▶ **Task requirements**
What follows is a set of entries. Repeat them exactly, but not their pictures.

◇ ◇ ◇

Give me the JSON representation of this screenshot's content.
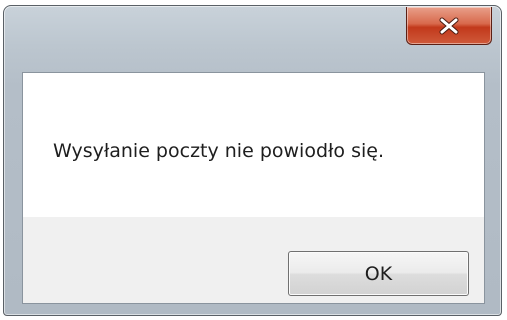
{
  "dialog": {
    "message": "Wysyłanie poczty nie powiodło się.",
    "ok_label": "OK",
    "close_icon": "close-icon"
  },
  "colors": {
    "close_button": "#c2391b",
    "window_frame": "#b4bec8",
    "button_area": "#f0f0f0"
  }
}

◇ ◇ ◇

▶ **Expected answer**
Give me the JSON representation of this screenshot's content.
{
  "dialog": {
    "message": "Wysyłanie poczty nie powiodło się.",
    "ok_label": "OK",
    "close_icon": "close-icon"
  },
  "colors": {
    "close_button": "#c2391b",
    "window_frame": "#b4bec8",
    "button_area": "#f0f0f0"
  }
}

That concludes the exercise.